Problem statement = Repeat the whole of the data, keeping every detail the same.
━━━━━━━━━━━━━━━━━━━━━━━━━━━━━━
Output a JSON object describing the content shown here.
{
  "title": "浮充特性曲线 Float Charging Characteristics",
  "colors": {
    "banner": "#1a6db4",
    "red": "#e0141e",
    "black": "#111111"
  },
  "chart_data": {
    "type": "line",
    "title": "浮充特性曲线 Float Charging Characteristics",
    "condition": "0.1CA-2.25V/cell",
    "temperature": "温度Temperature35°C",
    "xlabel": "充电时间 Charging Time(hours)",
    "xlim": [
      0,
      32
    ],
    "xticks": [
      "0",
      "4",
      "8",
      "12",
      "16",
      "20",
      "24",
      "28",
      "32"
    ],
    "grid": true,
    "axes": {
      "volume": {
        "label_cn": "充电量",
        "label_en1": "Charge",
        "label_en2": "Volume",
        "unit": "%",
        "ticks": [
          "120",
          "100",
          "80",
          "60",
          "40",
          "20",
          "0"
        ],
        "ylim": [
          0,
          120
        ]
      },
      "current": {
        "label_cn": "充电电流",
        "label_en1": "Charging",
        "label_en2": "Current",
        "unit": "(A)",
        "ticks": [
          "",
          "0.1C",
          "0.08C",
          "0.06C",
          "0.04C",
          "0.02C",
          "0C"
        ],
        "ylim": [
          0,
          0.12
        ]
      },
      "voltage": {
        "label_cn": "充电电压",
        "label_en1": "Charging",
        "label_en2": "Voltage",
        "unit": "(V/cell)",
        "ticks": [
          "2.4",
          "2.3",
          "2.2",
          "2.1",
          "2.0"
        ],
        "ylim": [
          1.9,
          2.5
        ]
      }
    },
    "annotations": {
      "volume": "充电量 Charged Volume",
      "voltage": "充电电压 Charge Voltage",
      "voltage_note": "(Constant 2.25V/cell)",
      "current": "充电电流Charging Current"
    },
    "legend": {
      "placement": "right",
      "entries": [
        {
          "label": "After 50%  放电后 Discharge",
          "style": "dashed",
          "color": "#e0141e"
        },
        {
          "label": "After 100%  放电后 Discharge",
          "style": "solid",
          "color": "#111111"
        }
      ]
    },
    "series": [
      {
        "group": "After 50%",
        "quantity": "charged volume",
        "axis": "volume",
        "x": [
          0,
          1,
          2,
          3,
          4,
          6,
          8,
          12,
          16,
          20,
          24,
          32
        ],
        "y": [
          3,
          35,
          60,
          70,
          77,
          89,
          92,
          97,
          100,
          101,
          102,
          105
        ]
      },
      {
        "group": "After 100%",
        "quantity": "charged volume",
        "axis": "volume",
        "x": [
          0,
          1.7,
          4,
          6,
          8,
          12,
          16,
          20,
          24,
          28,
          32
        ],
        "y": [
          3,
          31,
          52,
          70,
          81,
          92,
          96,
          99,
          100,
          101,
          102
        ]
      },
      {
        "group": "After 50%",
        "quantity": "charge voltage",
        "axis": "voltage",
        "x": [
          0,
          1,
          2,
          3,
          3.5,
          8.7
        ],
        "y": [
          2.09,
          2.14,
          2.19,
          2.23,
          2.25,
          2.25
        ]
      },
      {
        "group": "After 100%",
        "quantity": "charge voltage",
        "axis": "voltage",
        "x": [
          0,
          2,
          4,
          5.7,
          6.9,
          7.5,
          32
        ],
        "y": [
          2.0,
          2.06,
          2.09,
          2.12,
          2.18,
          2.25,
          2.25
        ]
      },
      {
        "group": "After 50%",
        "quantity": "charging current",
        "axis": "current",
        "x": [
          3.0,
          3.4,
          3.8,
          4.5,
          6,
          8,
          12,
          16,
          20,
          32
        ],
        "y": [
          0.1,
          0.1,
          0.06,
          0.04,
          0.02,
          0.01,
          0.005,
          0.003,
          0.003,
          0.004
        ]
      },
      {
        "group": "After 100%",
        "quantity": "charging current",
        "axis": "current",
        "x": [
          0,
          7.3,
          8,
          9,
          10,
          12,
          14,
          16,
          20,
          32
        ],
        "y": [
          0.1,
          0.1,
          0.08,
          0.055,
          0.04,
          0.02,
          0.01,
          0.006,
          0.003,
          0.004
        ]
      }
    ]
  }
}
━━━━━━━━━━━━━━━━━━━━━━━━━━━━━━
Expected answer =
Output a JSON object describing the content shown here.
{
  "title": "浮充特性曲线 Float Charging Characteristics",
  "colors": {
    "banner": "#1a6db4",
    "red": "#e0141e",
    "black": "#111111"
  },
  "chart_data": {
    "type": "line",
    "title": "浮充特性曲线 Float Charging Characteristics",
    "condition": "0.1CA-2.25V/cell",
    "temperature": "温度Temperature35°C",
    "xlabel": "充电时间 Charging Time(hours)",
    "xlim": [
      0,
      32
    ],
    "xticks": [
      "0",
      "4",
      "8",
      "12",
      "16",
      "20",
      "24",
      "28",
      "32"
    ],
    "grid": true,
    "axes": {
      "volume": {
        "label_cn": "充电量",
        "label_en1": "Charge",
        "label_en2": "Volume",
        "unit": "%",
        "ticks": [
          "120",
          "100",
          "80",
          "60",
          "40",
          "20",
          "0"
        ],
        "ylim": [
          0,
          120
        ]
      },
      "current": {
        "label_cn": "充电电流",
        "label_en1": "Charging",
        "label_en2": "Current",
        "unit": "(A)",
        "ticks": [
          "",
          "0.1C",
          "0.08C",
          "0.06C",
          "0.04C",
          "0.02C",
          "0C"
        ],
        "ylim": [
          0,
          0.12
        ]
      },
      "voltage": {
        "label_cn": "充电电压",
        "label_en1": "Charging",
        "label_en2": "Voltage",
        "unit": "(V/cell)",
        "ticks": [
          "2.4",
          "2.3",
          "2.2",
          "2.1",
          "2.0"
        ],
        "ylim": [
          1.9,
          2.5
        ]
      }
    },
    "annotations": {
      "volume": "充电量 Charged Volume",
      "voltage": "充电电压 Charge Voltage",
      "voltage_note": "(Constant 2.25V/cell)",
      "current": "充电电流Charging Current"
    },
    "legend": {
      "placement": "right",
      "entries": [
        {
          "label": "After 50%  放电后 Discharge",
          "style": "dashed",
          "color": "#e0141e"
        },
        {
          "label": "After 100%  放电后 Discharge",
          "style": "solid",
          "color": "#111111"
        }
      ]
    },
    "series": [
      {
        "group": "After 50%",
        "quantity": "charged volume",
        "axis": "volume",
        "x": [
          0,
          1,
          2,
          3,
          4,
          6,
          8,
          12,
          16,
          20,
          24,
          32
        ],
        "y": [
          3,
          35,
          60,
          70,
          77,
          89,
          92,
          97,
          100,
          101,
          102,
          105
        ]
      },
      {
        "group": "After 100%",
        "quantity": "charged volume",
        "axis": "volume",
        "x": [
          0,
          1.7,
          4,
          6,
          8,
          12,
          16,
          20,
          24,
          28,
          32
        ],
        "y": [
          3,
          31,
          52,
          70,
          81,
          92,
          96,
          99,
          100,
          101,
          102
        ]
      },
      {
        "group": "After 50%",
        "quantity": "charge voltage",
        "axis": "voltage",
        "x": [
          0,
          1,
          2,
          3,
          3.5,
          8.7
        ],
        "y": [
          2.09,
          2.14,
          2.19,
          2.23,
          2.25,
          2.25
        ]
      },
      {
        "group": "After 100%",
        "quantity": "charge voltage",
        "axis": "voltage",
        "x": [
          0,
          2,
          4,
          5.7,
          6.9,
          7.5,
          32
        ],
        "y": [
          2.0,
          2.06,
          2.09,
          2.12,
          2.18,
          2.25,
          2.25
        ]
      },
      {
        "group": "After 50%",
        "quantity": "charging current",
        "axis": "current",
        "x": [
          3.0,
          3.4,
          3.8,
          4.5,
          6,
          8,
          12,
          16,
          20,
          32
        ],
        "y": [
          0.1,
          0.1,
          0.06,
          0.04,
          0.02,
          0.01,
          0.005,
          0.003,
          0.003,
          0.004
        ]
      },
      {
        "group": "After 100%",
        "quantity": "charging current",
        "axis": "current",
        "x": [
          0,
          7.3,
          8,
          9,
          10,
          12,
          14,
          16,
          20,
          32
        ],
        "y": [
          0.1,
          0.1,
          0.08,
          0.055,
          0.04,
          0.02,
          0.01,
          0.006,
          0.003,
          0.004
        ]
      }
    ]
  }
}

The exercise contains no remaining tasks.